Written problem: Repeat the whole listing exactly as written.

--- start ---

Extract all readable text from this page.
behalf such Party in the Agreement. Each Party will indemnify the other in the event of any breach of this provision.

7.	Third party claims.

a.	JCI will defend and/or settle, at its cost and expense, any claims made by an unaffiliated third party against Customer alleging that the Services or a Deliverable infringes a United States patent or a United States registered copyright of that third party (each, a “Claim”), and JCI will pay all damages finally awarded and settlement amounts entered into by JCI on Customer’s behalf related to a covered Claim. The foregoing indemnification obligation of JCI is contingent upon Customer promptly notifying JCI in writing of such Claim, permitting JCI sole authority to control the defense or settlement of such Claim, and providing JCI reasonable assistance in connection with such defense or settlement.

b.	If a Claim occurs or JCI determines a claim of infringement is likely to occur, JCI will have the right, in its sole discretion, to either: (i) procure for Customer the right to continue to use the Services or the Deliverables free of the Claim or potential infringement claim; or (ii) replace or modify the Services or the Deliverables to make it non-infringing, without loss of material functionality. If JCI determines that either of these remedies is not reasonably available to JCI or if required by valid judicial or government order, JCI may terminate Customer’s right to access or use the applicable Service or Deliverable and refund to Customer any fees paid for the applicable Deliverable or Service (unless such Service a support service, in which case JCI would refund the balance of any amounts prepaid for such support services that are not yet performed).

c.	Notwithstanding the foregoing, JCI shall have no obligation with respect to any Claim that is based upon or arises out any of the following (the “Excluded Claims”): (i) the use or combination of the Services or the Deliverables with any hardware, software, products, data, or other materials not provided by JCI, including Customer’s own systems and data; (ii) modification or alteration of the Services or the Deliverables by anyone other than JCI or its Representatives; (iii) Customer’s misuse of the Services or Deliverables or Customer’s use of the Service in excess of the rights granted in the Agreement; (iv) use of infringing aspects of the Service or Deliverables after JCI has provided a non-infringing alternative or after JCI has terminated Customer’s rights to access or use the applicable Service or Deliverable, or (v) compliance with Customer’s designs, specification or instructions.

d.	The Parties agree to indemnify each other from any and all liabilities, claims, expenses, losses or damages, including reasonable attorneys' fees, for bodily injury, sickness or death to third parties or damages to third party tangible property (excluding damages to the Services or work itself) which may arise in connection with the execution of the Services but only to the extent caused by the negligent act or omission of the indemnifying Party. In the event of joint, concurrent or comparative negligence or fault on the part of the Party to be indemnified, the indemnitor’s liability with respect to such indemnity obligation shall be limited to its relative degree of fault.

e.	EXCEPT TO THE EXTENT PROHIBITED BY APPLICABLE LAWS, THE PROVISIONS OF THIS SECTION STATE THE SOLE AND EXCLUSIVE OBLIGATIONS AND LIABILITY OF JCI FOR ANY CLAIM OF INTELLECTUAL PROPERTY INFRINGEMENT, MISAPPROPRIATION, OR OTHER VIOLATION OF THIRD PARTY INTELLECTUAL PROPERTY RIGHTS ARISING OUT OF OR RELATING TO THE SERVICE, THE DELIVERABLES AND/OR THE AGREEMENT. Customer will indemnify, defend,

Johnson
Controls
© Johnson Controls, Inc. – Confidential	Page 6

--- end ---

Exercise result:
Extract all readable text from this page.
behalf such Party in the Agreement. Each Party will indemnify the other in the event of any breach of this provision.

7.	Third party claims.

a.	JCI will defend and/or settle, at its cost and expense, any claims made by an unaffiliated third party against Customer alleging that the Services or a Deliverable infringes a United States patent or a United States registered copyright of that third party (each, a “Claim”), and JCI will pay all damages finally awarded and settlement amounts entered into by JCI on Customer’s behalf related to a covered Claim. The foregoing indemnification obligation of JCI is contingent upon Customer promptly notifying JCI in writing of such Claim, permitting JCI sole authority to control the defense or settlement of such Claim, and providing JCI reasonable assistance in connection with such defense or settlement.

b.	If a Claim occurs or JCI determines a claim of infringement is likely to occur, JCI will have the right, in its sole discretion, to either: (i) procure for Customer the right to continue to use the Services or the Deliverables free of the Claim or potential infringement claim; or (ii) replace or modify the Services or the Deliverables to make it non-infringing, without loss of material functionality. If JCI determines that either of these remedies is not reasonably available to JCI or if required by valid judicial or government order, JCI may terminate Customer’s right to access or use the applicable Service or Deliverable and refund to Customer any fees paid for the applicable Deliverable or Service (unless such Service a support service, in which case JCI would refund the balance of any amounts prepaid for such support services that are not yet performed).

c.	Notwithstanding the foregoing, JCI shall have no obligation with respect to any Claim that is based upon or arises out any of the following (the “Excluded Claims”): (i) the use or combination of the Services or the Deliverables with any hardware, software, products, data, or other materials not provided by JCI, including Customer’s own systems and data; (ii) modification or alteration of the Services or the Deliverables by anyone other than JCI or its Representatives; (iii) Customer’s misuse of the Services or Deliverables or Customer’s use of the Service in excess of the rights granted in the Agreement; (iv) use of infringing aspects of the Service or Deliverables after JCI has provided a non-infringing alternative or after JCI has terminated Customer’s rights to access or use the applicable Service or Deliverable, or (v) compliance with Customer’s designs, specification or instructions.

d.	The Parties agree to indemnify each other from any and all liabilities, claims, expenses, losses or damages, including reasonable attorneys' fees, for bodily injury, sickness or death to third parties or damages to third party tangible property (excluding damages to the Services or work itself) which may arise in connection with the execution of the Services but only to the extent caused by the negligent act or omission of the indemnifying Party. In the event of joint, concurrent or comparative negligence or fault on the part of the Party to be indemnified, the indemnitor’s liability with respect to such indemnity obligation shall be limited to its relative degree of fault.

e.	EXCEPT TO THE EXTENT PROHIBITED BY APPLICABLE LAWS, THE PROVISIONS OF THIS SECTION STATE THE SOLE AND EXCLUSIVE OBLIGATIONS AND LIABILITY OF JCI FOR ANY CLAIM OF INTELLECTUAL PROPERTY INFRINGEMENT, MISAPPROPRIATION, OR OTHER VIOLATION OF THIRD PARTY INTELLECTUAL PROPERTY RIGHTS ARISING OUT OF OR RELATING TO THE SERVICE, THE DELIVERABLES AND/OR THE AGREEMENT. Customer will indemnify, defend,

Johnson
Controls
© Johnson Controls, Inc. – Confidential	Page 6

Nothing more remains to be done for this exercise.